The Regression Model:

\(\alpha\): parameter for the intercept (fixed for all cases)

\(\beta\): parameter for the slope (fixed for all cases)

\(D_i\): value of independent variable (input into the equation)

\(Y_i\): value of dependent variable (determined by the equation)

\(\epsilon_i\): random error for observation \(i\)

  • each \(\epsilon_i\) is realization of same random variable with mean \(0\) and variance \(\sigma^2\).
  • independent of each other and \(D_i\)

In the context of Hooke’s law and other physical laws may make sense to expect the effect \(\beta_D\) to be linear and fixed for all observations.

Think back to experiments: in context of political science, does this make sense?

  • e.g., is the effect of income on preferences for redistribution the same for all people? Linear?

The Regression Model:

It is possible to think of regression estimates like this:

  • \(\beta_D\): is weighted average of non-linear effect of \(D\) on \(Y\) across different values of \(D\)
  • \(\beta_D\): can represent the average effect, even if there are heterogeneous unit causal effects

\(Y_i = \alpha_i + \beta_{D_i} D_i + \nu_i\) \(Y_i = \alpha_i + (\beta_{D} + (\beta_{D_i} - \beta_{D})) D_i + \nu_i\) \(Y_i = \alpha_i + \beta_{D} D_i + (\nu_i + (\beta_{D_i} - \beta_{D})D_i)\)

*Supplied data:*
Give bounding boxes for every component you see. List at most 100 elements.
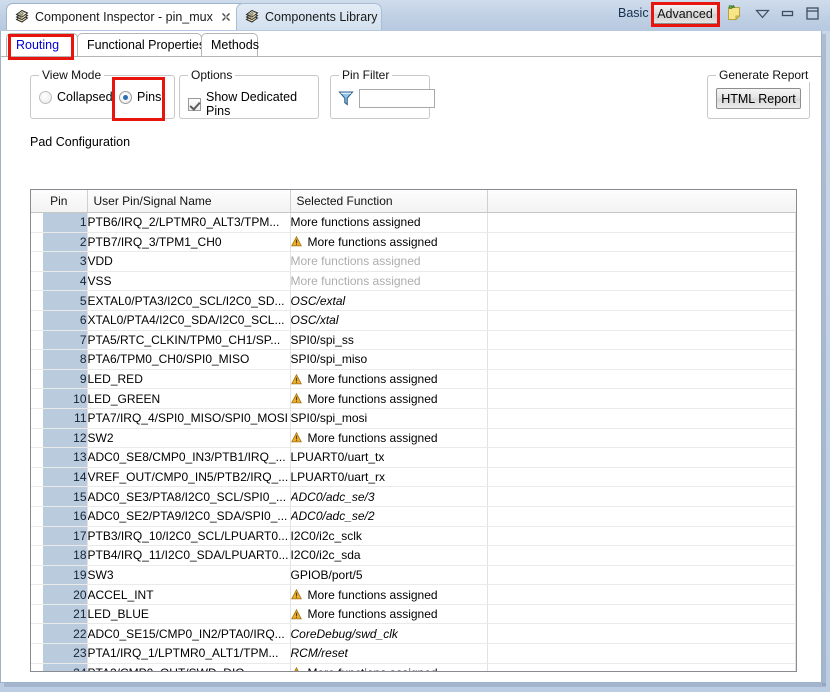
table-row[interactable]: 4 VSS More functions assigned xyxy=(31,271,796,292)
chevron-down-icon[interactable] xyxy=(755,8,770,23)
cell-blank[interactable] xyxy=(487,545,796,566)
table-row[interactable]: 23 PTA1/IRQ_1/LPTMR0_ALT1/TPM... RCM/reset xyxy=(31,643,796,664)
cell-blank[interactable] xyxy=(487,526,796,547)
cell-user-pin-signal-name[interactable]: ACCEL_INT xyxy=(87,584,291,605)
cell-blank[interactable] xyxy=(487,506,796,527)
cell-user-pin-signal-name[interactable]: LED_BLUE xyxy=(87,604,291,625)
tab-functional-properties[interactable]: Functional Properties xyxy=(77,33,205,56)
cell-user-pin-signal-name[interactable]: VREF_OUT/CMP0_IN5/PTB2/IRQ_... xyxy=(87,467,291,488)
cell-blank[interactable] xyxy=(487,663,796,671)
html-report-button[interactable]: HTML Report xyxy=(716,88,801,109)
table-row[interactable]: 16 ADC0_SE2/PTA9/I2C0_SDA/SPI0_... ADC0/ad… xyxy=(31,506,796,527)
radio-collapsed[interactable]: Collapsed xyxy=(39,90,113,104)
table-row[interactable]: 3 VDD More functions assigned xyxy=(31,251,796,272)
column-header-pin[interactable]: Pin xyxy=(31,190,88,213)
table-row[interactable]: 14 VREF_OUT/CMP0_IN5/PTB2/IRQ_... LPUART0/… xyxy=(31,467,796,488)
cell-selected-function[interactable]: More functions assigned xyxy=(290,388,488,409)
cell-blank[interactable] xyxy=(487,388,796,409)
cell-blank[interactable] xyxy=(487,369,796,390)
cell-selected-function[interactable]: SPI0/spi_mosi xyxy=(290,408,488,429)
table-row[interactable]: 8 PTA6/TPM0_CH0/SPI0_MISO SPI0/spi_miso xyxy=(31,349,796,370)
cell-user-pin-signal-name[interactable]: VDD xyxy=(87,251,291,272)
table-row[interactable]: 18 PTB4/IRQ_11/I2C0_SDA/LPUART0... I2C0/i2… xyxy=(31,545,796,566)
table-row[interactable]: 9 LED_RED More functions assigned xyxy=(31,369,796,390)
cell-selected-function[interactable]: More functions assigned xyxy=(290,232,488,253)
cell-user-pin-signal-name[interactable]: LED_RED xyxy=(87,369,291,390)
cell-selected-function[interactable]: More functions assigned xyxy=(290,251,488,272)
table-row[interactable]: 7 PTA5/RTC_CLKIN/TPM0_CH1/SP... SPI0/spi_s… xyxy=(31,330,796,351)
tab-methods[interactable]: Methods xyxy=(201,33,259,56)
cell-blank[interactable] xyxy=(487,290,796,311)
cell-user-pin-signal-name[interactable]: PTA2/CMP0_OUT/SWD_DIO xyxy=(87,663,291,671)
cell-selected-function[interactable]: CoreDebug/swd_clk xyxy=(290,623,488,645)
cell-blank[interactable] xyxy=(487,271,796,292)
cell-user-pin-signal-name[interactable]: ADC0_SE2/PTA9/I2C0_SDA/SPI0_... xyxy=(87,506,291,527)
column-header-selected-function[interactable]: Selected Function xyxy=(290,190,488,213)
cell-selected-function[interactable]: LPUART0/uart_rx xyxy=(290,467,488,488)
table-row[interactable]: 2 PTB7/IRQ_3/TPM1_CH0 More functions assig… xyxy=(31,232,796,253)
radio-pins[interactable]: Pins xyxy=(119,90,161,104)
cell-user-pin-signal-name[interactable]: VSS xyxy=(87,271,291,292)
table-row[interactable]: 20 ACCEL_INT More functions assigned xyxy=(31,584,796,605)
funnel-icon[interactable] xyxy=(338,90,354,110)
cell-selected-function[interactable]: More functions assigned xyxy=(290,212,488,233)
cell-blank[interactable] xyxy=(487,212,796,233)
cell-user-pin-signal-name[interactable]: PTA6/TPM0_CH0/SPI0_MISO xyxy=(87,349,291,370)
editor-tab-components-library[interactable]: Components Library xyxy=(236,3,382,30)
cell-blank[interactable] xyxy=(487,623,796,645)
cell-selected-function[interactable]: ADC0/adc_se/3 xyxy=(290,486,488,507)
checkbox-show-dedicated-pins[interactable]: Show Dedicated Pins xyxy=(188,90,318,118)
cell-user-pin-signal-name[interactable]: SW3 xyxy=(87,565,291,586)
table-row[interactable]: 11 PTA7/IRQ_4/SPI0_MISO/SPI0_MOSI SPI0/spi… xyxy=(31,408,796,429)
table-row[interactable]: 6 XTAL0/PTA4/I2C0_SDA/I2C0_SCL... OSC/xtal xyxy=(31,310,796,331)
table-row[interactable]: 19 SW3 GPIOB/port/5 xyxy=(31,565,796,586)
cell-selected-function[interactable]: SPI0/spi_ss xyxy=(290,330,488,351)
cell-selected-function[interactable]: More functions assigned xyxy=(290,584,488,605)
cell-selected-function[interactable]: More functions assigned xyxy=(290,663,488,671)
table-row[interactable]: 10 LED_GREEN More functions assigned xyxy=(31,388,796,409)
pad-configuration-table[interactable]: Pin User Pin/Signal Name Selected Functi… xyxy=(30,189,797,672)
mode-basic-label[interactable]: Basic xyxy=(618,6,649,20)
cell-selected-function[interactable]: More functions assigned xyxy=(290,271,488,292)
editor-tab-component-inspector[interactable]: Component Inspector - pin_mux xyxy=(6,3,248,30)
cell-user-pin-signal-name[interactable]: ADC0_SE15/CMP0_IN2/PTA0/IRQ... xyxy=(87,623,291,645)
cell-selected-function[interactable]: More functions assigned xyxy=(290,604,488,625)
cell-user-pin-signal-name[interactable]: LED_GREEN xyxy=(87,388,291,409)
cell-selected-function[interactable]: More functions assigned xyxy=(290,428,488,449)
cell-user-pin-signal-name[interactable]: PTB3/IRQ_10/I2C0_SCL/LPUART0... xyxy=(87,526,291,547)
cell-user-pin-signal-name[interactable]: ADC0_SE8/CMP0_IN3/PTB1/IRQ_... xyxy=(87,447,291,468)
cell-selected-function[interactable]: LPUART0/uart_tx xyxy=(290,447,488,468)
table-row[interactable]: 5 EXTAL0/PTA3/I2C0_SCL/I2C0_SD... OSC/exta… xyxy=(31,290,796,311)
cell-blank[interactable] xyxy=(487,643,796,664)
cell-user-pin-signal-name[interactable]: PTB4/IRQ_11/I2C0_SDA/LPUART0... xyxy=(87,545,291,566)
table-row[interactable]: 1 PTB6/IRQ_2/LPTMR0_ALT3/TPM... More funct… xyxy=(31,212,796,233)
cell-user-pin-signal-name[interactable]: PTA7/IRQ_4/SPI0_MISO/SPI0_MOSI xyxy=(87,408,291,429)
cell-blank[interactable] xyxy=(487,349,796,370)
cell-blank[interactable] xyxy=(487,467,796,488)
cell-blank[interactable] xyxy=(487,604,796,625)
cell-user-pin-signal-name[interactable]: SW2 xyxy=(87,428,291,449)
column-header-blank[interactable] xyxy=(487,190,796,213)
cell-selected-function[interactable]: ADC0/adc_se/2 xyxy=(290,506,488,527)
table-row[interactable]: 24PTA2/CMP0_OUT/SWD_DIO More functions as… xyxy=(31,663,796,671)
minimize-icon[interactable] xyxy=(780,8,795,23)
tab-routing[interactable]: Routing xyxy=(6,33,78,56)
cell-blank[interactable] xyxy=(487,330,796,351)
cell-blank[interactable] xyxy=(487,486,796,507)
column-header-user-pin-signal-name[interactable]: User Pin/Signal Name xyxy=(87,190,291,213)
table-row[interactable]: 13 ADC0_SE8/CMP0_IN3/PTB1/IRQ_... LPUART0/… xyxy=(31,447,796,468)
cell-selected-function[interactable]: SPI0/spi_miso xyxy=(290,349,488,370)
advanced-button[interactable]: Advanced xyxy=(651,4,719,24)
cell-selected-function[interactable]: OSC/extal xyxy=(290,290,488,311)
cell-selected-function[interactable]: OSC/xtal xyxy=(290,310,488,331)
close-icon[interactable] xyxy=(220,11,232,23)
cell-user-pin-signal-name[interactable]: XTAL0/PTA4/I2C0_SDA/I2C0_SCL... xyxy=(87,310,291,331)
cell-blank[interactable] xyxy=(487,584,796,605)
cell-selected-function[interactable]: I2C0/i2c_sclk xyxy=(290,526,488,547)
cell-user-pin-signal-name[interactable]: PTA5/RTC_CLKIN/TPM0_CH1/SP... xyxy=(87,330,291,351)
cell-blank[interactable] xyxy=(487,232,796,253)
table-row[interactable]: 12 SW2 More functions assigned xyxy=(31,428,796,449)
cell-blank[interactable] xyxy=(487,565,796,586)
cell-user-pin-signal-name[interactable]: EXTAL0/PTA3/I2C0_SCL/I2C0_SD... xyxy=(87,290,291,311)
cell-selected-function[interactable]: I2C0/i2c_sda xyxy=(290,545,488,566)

*Instructions:*
A) Can you repeat everything in the regression notes from "In the context" down to "this make sense?"?
B) Could you carry the regression notes on past the point where they stop?

*Responses by task:*
A)
In the context of Hooke’s law and other physical laws may make sense to expect the effect \(\beta_D\) to be linear and fixed for all observations.

Think back to experiments: in context of political science, does this make sense?

B)
… if heterogeneous effects are independent of \(D\)

The Regression Model:

The more general regression model (where \(X_i\) is a matrix of variables)

\[Y_i = \mathbf{X_i\beta} + \epsilon_i\]

can be estimated with least squares:

\[Y_i = X_i\hat{\beta} + e_i\]

where residuals used to estimate variance of errors: \(Var(e) = \widehat{\sigma^2}\)

The Regression Model:

Differences from Least Squares Algorithm

  • we now have estimates (\(\widehat{}\)) of parameters
  • we now have unobserved errors \(\epsilon_i\) instead of residuals \(e_i\).

Least Squares is the Best Linear Unbiased Estimator of our model parameters under 3 key assumptions.

  • by unbiased we mean \(\beta - E(\widehat{\beta}) = 0\)
  • “best” as in estimate has least variance (not so important in practice)

Model Assumptions:

\((1)\). Model equation is correctly specified

  • correct functional form (e.g., linear, additive) for process by which variables in \(X\) affect \(Y\), and how variables in \(X\) affect each other.
  • all relevant variables affecting \(Y\) (will define next week) are included in the model
  • \(Y_i = \mathbf{X_i}\mathbf{\beta} + \epsilon_i\) is the true data-generating function

In groups: come up with 2 ways this assumption could be wrong in the context of this model:

\(Earn_i = b_0 + b_1 Hours_i + b_2 Age_i + b_3 Law_i + b_4 Female_i + \epsilon_i\)

Model Assumptions:

\((2.)\) \(\epsilon_i\) are independent, identically distributed (i.i.d.)

  • \(E(\epsilon_i) = 0\) and variance of \(\sigma^2\).
  • homoskedastic
    • errors \(\epsilon\) all come from same distribution with given variance
  • in contrast to heteroskedastic:
    • errors come from different distributions with different variances.

In groups: come up with 2 ways this assumption could be wrong in the context of the Hooke’s Law example.

Model Assumptions:

\((3.)\) \(\epsilon_i\) is independent of \(X_i\): \(X_i \perp \!\!\! \perp \epsilon_i\)

  • This means \(X\) is independent of \(\epsilon\) (recall dependence versus independence)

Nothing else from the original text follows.